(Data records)

───

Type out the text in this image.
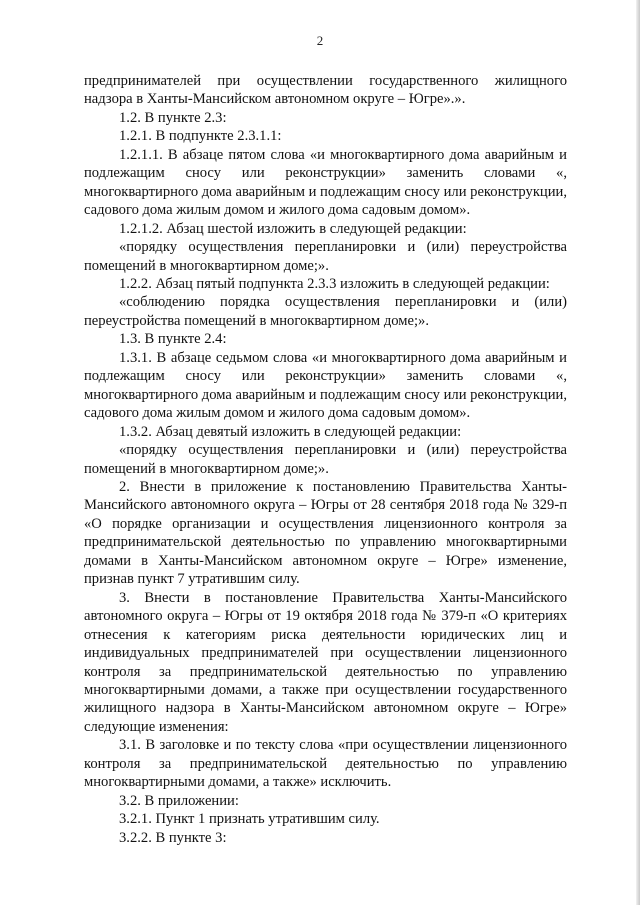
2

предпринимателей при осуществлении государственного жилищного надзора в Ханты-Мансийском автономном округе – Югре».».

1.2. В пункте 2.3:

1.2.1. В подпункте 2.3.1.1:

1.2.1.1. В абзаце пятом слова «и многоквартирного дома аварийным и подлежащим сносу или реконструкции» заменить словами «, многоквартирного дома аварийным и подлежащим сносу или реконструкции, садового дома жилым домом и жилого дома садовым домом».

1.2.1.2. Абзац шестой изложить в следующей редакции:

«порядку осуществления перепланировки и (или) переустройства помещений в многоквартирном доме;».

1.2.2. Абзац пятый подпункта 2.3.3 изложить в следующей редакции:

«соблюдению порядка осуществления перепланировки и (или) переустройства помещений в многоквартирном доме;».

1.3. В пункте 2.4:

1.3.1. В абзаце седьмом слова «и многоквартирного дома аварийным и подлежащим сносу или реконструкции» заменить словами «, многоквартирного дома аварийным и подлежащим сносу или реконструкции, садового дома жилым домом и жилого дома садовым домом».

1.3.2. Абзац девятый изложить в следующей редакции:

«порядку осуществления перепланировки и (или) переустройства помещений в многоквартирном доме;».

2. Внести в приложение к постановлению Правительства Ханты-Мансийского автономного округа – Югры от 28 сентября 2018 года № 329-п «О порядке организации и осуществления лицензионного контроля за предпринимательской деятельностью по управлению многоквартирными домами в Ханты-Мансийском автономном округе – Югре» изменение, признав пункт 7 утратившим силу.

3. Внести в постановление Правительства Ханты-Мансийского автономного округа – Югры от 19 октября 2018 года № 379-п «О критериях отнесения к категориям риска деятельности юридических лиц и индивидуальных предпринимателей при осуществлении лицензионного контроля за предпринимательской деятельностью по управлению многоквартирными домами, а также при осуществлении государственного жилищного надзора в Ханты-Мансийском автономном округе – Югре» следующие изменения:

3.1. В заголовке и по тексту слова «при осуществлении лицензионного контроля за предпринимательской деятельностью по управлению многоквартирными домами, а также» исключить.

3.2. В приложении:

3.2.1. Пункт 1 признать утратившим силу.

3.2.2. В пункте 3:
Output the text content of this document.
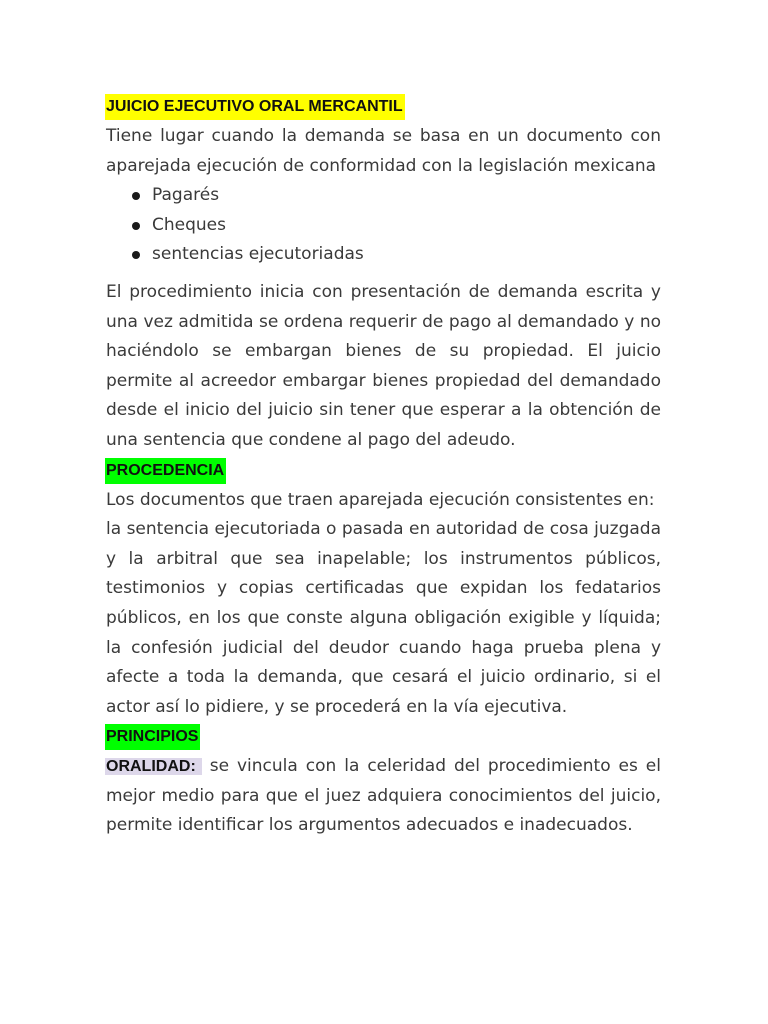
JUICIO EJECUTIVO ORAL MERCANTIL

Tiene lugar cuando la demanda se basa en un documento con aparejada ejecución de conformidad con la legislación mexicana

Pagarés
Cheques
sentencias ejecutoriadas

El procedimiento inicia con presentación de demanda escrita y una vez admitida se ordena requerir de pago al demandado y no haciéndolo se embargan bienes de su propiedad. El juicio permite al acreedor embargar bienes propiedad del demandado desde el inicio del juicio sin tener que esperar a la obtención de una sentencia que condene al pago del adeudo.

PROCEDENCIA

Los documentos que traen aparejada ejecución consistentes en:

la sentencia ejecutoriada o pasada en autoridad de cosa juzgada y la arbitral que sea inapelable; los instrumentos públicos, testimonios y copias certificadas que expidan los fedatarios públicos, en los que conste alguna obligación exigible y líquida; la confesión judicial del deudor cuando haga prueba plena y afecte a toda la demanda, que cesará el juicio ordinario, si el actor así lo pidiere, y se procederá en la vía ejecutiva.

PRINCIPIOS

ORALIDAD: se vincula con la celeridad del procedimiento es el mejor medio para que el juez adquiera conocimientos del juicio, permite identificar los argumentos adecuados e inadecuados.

───

◆ Do this
Pull every line containing "ejecución" from the material above.

◆ Solution for this task
Tiene lugar cuando la demanda se basa en un documento con aparejada ejecución de conformidad con la legislación mexicana
Los documentos que traen aparejada ejecución consistentes en:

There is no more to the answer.